Data records:
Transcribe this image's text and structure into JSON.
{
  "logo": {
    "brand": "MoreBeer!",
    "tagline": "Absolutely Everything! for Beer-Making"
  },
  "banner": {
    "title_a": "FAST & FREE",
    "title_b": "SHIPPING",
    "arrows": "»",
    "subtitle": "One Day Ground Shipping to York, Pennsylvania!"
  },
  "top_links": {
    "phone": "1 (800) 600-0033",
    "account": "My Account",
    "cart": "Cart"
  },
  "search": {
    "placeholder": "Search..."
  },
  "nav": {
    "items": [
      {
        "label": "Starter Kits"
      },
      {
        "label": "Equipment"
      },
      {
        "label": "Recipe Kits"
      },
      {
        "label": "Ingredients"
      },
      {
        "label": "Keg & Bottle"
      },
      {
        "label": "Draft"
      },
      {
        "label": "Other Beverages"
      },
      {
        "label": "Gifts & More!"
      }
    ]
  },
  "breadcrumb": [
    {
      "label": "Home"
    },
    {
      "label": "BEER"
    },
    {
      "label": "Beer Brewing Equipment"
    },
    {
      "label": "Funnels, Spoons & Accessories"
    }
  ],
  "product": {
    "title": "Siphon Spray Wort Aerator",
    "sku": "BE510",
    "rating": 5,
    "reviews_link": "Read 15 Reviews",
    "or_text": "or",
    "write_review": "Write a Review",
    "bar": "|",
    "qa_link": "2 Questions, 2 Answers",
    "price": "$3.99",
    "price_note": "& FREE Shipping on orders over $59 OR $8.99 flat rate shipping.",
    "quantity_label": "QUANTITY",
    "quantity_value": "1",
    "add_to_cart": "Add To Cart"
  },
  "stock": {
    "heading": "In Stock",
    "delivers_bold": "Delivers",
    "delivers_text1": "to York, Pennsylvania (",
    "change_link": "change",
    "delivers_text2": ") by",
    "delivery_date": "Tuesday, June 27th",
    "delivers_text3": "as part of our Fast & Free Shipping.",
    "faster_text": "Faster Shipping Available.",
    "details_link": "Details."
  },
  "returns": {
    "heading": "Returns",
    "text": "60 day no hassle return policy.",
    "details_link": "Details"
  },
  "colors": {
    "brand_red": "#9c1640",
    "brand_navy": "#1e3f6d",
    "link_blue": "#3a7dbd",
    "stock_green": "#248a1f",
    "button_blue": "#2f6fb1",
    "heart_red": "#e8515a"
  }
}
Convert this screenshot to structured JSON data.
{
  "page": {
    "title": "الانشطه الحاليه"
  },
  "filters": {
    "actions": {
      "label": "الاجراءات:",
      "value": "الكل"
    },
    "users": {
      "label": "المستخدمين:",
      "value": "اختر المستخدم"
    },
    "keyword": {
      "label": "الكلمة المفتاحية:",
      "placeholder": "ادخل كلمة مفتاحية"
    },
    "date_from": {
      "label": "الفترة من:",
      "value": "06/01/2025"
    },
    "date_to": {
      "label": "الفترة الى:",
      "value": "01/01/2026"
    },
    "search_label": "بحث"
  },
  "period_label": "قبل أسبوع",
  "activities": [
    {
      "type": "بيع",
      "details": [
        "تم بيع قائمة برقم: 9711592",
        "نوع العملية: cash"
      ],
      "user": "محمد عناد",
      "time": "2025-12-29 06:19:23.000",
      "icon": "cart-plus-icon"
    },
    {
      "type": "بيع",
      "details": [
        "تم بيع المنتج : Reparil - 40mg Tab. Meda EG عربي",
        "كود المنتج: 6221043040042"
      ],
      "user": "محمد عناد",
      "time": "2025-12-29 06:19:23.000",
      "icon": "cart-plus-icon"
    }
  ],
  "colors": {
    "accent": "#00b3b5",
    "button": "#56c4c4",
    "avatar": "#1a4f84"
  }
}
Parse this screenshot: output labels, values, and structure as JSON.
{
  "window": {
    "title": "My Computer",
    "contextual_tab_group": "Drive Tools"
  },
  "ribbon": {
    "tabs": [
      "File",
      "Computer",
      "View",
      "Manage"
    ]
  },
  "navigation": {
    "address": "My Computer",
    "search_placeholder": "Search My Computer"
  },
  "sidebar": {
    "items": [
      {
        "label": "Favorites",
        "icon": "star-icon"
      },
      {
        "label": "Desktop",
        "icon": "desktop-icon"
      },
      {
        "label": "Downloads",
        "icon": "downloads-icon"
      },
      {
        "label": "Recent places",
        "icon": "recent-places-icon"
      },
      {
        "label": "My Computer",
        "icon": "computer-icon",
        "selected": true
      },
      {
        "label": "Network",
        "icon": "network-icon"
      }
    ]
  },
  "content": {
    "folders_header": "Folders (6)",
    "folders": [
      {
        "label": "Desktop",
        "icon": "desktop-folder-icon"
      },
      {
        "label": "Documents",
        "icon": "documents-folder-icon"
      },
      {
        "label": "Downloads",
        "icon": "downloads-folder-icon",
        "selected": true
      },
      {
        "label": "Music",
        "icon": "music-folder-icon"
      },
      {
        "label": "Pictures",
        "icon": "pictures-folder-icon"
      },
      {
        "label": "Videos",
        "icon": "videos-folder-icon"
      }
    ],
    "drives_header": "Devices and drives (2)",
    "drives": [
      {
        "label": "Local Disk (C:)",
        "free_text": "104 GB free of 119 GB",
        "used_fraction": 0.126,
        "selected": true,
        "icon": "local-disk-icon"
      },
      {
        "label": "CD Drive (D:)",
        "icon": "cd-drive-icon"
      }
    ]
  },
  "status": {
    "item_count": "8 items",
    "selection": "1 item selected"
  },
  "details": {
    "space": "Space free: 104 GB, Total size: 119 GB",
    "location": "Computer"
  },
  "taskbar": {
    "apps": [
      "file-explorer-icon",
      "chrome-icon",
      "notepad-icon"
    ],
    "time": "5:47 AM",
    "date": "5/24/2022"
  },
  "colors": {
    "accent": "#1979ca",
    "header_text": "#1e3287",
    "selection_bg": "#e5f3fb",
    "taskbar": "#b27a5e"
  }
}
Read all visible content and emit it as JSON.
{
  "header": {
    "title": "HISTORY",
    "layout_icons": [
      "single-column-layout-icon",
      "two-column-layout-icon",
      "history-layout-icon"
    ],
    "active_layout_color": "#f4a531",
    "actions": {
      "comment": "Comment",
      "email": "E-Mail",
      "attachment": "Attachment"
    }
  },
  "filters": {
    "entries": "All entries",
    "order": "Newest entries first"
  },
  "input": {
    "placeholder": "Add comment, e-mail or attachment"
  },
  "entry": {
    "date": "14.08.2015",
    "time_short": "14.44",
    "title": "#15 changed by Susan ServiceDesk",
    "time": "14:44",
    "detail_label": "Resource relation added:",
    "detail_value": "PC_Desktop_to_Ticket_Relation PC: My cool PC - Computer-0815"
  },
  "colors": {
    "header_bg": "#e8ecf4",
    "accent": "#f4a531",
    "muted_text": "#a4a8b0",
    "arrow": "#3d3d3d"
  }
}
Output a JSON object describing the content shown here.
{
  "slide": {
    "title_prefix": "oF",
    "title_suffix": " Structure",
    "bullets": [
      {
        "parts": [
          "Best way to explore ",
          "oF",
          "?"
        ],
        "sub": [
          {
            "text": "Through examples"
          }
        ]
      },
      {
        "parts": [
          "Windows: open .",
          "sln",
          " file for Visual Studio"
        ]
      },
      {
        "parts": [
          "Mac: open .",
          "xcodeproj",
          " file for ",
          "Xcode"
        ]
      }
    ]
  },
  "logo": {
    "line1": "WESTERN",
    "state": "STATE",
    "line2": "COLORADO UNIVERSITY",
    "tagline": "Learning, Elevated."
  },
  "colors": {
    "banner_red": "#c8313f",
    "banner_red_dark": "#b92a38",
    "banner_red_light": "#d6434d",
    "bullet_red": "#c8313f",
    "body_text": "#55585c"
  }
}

### Exercise goal
Copy out each record exactly as given, omitting none.

### Answer
Transcribe this image's text and structure into JSON.
{
  "logo": {
    "brand": "MoreBeer!",
    "tagline": "Absolutely Everything! for Beer-Making"
  },
  "banner": {
    "title_a": "FAST & FREE",
    "title_b": "SHIPPING",
    "arrows": "»",
    "subtitle": "One Day Ground Shipping to York, Pennsylvania!"
  },
  "top_links": {
    "phone": "1 (800) 600-0033",
    "account": "My Account",
    "cart": "Cart"
  },
  "search": {
    "placeholder": "Search..."
  },
  "nav": {
    "items": [
      {
        "label": "Starter Kits"
      },
      {
        "label": "Equipment"
      },
      {
        "label": "Recipe Kits"
      },
      {
        "label": "Ingredients"
      },
      {
        "label": "Keg & Bottle"
      },
      {
        "label": "Draft"
      },
      {
        "label": "Other Beverages"
      },
      {
        "label": "Gifts & More!"
      }
    ]
  },
  "breadcrumb": [
    {
      "label": "Home"
    },
    {
      "label": "BEER"
    },
    {
      "label": "Beer Brewing Equipment"
    },
    {
      "label": "Funnels, Spoons & Accessories"
    }
  ],
  "product": {
    "title": "Siphon Spray Wort Aerator",
    "sku": "BE510",
    "rating": 5,
    "reviews_link": "Read 15 Reviews",
    "or_text": "or",
    "write_review": "Write a Review",
    "bar": "|",
    "qa_link": "2 Questions, 2 Answers",
    "price": "$3.99",
    "price_note": "& FREE Shipping on orders over $59 OR $8.99 flat rate shipping.",
    "quantity_label": "QUANTITY",
    "quantity_value": "1",
    "add_to_cart": "Add To Cart"
  },
  "stock": {
    "heading": "In Stock",
    "delivers_bold": "Delivers",
    "delivers_text1": "to York, Pennsylvania (",
    "change_link": "change",
    "delivers_text2": ") by",
    "delivery_date": "Tuesday, June 27th",
    "delivers_text3": "as part of our Fast & Free Shipping.",
    "faster_text": "Faster Shipping Available.",
    "details_link": "Details."
  },
  "returns": {
    "heading": "Returns",
    "text": "60 day no hassle return policy.",
    "details_link": "Details"
  },
  "colors": {
    "brand_red": "#9c1640",
    "brand_navy": "#1e3f6d",
    "link_blue": "#3a7dbd",
    "stock_green": "#248a1f",
    "button_blue": "#2f6fb1",
    "heart_red": "#e8515a"
  }
}
Convert this screenshot to structured JSON data.
{
  "page": {
    "title": "الانشطه الحاليه"
  },
  "filters": {
    "actions": {
      "label": "الاجراءات:",
      "value": "الكل"
    },
    "users": {
      "label": "المستخدمين:",
      "value": "اختر المستخدم"
    },
    "keyword": {
      "label": "الكلمة المفتاحية:",
      "placeholder": "ادخل كلمة مفتاحية"
    },
    "date_from": {
      "label": "الفترة من:",
      "value": "06/01/2025"
    },
    "date_to": {
      "label": "الفترة الى:",
      "value": "01/01/2026"
    },
    "search_label": "بحث"
  },
  "period_label": "قبل أسبوع",
  "activities": [
    {
      "type": "بيع",
      "details": [
        "تم بيع قائمة برقم: 9711592",
        "نوع العملية: cash"
      ],
      "user": "محمد عناد",
      "time": "2025-12-29 06:19:23.000",
      "icon": "cart-plus-icon"
    },
    {
      "type": "بيع",
      "details": [
        "تم بيع المنتج : Reparil - 40mg Tab. Meda EG عربي",
        "كود المنتج: 6221043040042"
      ],
      "user": "محمد عناد",
      "time": "2025-12-29 06:19:23.000",
      "icon": "cart-plus-icon"
    }
  ],
  "colors": {
    "accent": "#00b3b5",
    "button": "#56c4c4",
    "avatar": "#1a4f84"
  }
}
Parse this screenshot: output labels, values, and structure as JSON.
{
  "window": {
    "title": "My Computer",
    "contextual_tab_group": "Drive Tools"
  },
  "ribbon": {
    "tabs": [
      "File",
      "Computer",
      "View",
      "Manage"
    ]
  },
  "navigation": {
    "address": "My Computer",
    "search_placeholder": "Search My Computer"
  },
  "sidebar": {
    "items": [
      {
        "label": "Favorites",
        "icon": "star-icon"
      },
      {
        "label": "Desktop",
        "icon": "desktop-icon"
      },
      {
        "label": "Downloads",
        "icon": "downloads-icon"
      },
      {
        "label": "Recent places",
        "icon": "recent-places-icon"
      },
      {
        "label": "My Computer",
        "icon": "computer-icon",
        "selected": true
      },
      {
        "label": "Network",
        "icon": "network-icon"
      }
    ]
  },
  "content": {
    "folders_header": "Folders (6)",
    "folders": [
      {
        "label": "Desktop",
        "icon": "desktop-folder-icon"
      },
      {
        "label": "Documents",
        "icon": "documents-folder-icon"
      },
      {
        "label": "Downloads",
        "icon": "downloads-folder-icon",
        "selected": true
      },
      {
        "label": "Music",
        "icon": "music-folder-icon"
      },
      {
        "label": "Pictures",
        "icon": "pictures-folder-icon"
      },
      {
        "label": "Videos",
        "icon": "videos-folder-icon"
      }
    ],
    "drives_header": "Devices and drives (2)",
    "drives": [
      {
        "label": "Local Disk (C:)",
        "free_text": "104 GB free of 119 GB",
        "used_fraction": 0.126,
        "selected": true,
        "icon": "local-disk-icon"
      },
      {
        "label": "CD Drive (D:)",
        "icon": "cd-drive-icon"
      }
    ]
  },
  "status": {
    "item_count": "8 items",
    "selection": "1 item selected"
  },
  "details": {
    "space": "Space free: 104 GB, Total size: 119 GB",
    "location": "Computer"
  },
  "taskbar": {
    "apps": [
      "file-explorer-icon",
      "chrome-icon",
      "notepad-icon"
    ],
    "time": "5:47 AM",
    "date": "5/24/2022"
  },
  "colors": {
    "accent": "#1979ca",
    "header_text": "#1e3287",
    "selection_bg": "#e5f3fb",
    "taskbar": "#b27a5e"
  }
}
Read all visible content and emit it as JSON.
{
  "header": {
    "title": "HISTORY",
    "layout_icons": [
      "single-column-layout-icon",
      "two-column-layout-icon",
      "history-layout-icon"
    ],
    "active_layout_color": "#f4a531",
    "actions": {
      "comment": "Comment",
      "email": "E-Mail",
      "attachment": "Attachment"
    }
  },
  "filters": {
    "entries": "All entries",
    "order": "Newest entries first"
  },
  "input": {
    "placeholder": "Add comment, e-mail or attachment"
  },
  "entry": {
    "date": "14.08.2015",
    "time_short": "14.44",
    "title": "#15 changed by Susan ServiceDesk",
    "time": "14:44",
    "detail_label": "Resource relation added:",
    "detail_value": "PC_Desktop_to_Ticket_Relation PC: My cool PC - Computer-0815"
  },
  "colors": {
    "header_bg": "#e8ecf4",
    "accent": "#f4a531",
    "muted_text": "#a4a8b0",
    "arrow": "#3d3d3d"
  }
}
Output a JSON object describing the content shown here.
{
  "slide": {
    "title_prefix": "oF",
    "title_suffix": " Structure",
    "bullets": [
      {
        "parts": [
          "Best way to explore ",
          "oF",
          "?"
        ],
        "sub": [
          {
            "text": "Through examples"
          }
        ]
      },
      {
        "parts": [
          "Windows: open .",
          "sln",
          " file for Visual Studio"
        ]
      },
      {
        "parts": [
          "Mac: open .",
          "xcodeproj",
          " file for ",
          "Xcode"
        ]
      }
    ]
  },
  "logo": {
    "line1": "WESTERN",
    "state": "STATE",
    "line2": "COLORADO UNIVERSITY",
    "tagline": "Learning, Elevated."
  },
  "colors": {
    "banner_red": "#c8313f",
    "banner_red_dark": "#b92a38",
    "banner_red_light": "#d6434d",
    "bullet_red": "#c8313f",
    "body_text": "#55585c"
  }
}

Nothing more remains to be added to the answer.